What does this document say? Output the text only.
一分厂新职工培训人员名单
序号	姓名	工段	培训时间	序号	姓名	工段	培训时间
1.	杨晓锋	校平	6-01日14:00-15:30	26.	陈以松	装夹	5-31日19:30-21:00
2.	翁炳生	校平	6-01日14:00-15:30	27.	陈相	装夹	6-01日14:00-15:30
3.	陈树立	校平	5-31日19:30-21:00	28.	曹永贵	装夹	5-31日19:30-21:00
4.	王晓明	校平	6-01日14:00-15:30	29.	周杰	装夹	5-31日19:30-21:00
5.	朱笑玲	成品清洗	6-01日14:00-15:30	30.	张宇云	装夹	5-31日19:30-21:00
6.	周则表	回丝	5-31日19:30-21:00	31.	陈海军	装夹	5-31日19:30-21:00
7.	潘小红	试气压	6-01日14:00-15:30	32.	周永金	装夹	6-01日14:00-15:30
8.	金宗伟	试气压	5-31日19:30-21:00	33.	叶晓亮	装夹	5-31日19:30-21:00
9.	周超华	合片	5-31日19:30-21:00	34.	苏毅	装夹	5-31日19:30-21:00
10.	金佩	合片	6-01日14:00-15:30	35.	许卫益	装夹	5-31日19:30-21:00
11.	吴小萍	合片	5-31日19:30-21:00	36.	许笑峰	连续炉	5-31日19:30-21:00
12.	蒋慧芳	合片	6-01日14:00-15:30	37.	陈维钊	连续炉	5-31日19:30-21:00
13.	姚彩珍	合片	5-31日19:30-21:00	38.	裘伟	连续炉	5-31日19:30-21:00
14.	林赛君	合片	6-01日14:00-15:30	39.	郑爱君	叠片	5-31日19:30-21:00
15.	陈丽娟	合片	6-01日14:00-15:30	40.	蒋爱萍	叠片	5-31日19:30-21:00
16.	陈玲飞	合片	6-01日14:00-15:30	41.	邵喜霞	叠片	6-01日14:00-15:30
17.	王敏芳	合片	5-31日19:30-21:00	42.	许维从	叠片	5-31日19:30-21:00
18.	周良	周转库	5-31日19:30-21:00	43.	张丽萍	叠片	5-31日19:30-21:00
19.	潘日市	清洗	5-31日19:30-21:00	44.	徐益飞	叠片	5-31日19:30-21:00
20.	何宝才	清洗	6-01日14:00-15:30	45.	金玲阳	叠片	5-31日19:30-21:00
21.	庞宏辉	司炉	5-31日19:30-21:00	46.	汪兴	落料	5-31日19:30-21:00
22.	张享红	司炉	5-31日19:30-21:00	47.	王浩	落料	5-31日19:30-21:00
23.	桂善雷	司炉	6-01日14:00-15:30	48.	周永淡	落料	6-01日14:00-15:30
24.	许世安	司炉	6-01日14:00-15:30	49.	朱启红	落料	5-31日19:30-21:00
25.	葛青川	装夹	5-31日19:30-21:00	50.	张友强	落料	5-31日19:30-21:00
------------------------
* [What needs to be done]:
Write every record out again, unaltered.

* [Final answer]:
What does this document say? Output the text only.
一分厂新职工培训人员名单
序号	姓名	工段	培训时间	序号	姓名	工段	培训时间
1.	杨晓锋	校平	6-01日14:00-15:30	26.	陈以松	装夹	5-31日19:30-21:00
2.	翁炳生	校平	6-01日14:00-15:30	27.	陈相	装夹	6-01日14:00-15:30
3.	陈树立	校平	5-31日19:30-21:00	28.	曹永贵	装夹	5-31日19:30-21:00
4.	王晓明	校平	6-01日14:00-15:30	29.	周杰	装夹	5-31日19:30-21:00
5.	朱笑玲	成品清洗	6-01日14:00-15:30	30.	张宇云	装夹	5-31日19:30-21:00
6.	周则表	回丝	5-31日19:30-21:00	31.	陈海军	装夹	5-31日19:30-21:00
7.	潘小红	试气压	6-01日14:00-15:30	32.	周永金	装夹	6-01日14:00-15:30
8.	金宗伟	试气压	5-31日19:30-21:00	33.	叶晓亮	装夹	5-31日19:30-21:00
9.	周超华	合片	5-31日19:30-21:00	34.	苏毅	装夹	5-31日19:30-21:00
10.	金佩	合片	6-01日14:00-15:30	35.	许卫益	装夹	5-31日19:30-21:00
11.	吴小萍	合片	5-31日19:30-21:00	36.	许笑峰	连续炉	5-31日19:30-21:00
12.	蒋慧芳	合片	6-01日14:00-15:30	37.	陈维钊	连续炉	5-31日19:30-21:00
13.	姚彩珍	合片	5-31日19:30-21:00	38.	裘伟	连续炉	5-31日19:30-21:00
14.	林赛君	合片	6-01日14:00-15:30	39.	郑爱君	叠片	5-31日19:30-21:00
15.	陈丽娟	合片	6-01日14:00-15:30	40.	蒋爱萍	叠片	5-31日19:30-21:00
16.	陈玲飞	合片	6-01日14:00-15:30	41.	邵喜霞	叠片	6-01日14:00-15:30
17.	王敏芳	合片	5-31日19:30-21:00	42.	许维从	叠片	5-31日19:30-21:00
18.	周良	周转库	5-31日19:30-21:00	43.	张丽萍	叠片	5-31日19:30-21:00
19.	潘日市	清洗	5-31日19:30-21:00	44.	徐益飞	叠片	5-31日19:30-21:00
20.	何宝才	清洗	6-01日14:00-15:30	45.	金玲阳	叠片	5-31日19:30-21:00
21.	庞宏辉	司炉	5-31日19:30-21:00	46.	汪兴	落料	5-31日19:30-21:00
22.	张享红	司炉	5-31日19:30-21:00	47.	王浩	落料	5-31日19:30-21:00
23.	桂善雷	司炉	6-01日14:00-15:30	48.	周永淡	落料	6-01日14:00-15:30
24.	许世安	司炉	6-01日14:00-15:30	49.	朱启红	落料	5-31日19:30-21:00
25.	葛青川	装夹	5-31日19:30-21:00	50.	张友强	落料	5-31日19:30-21:00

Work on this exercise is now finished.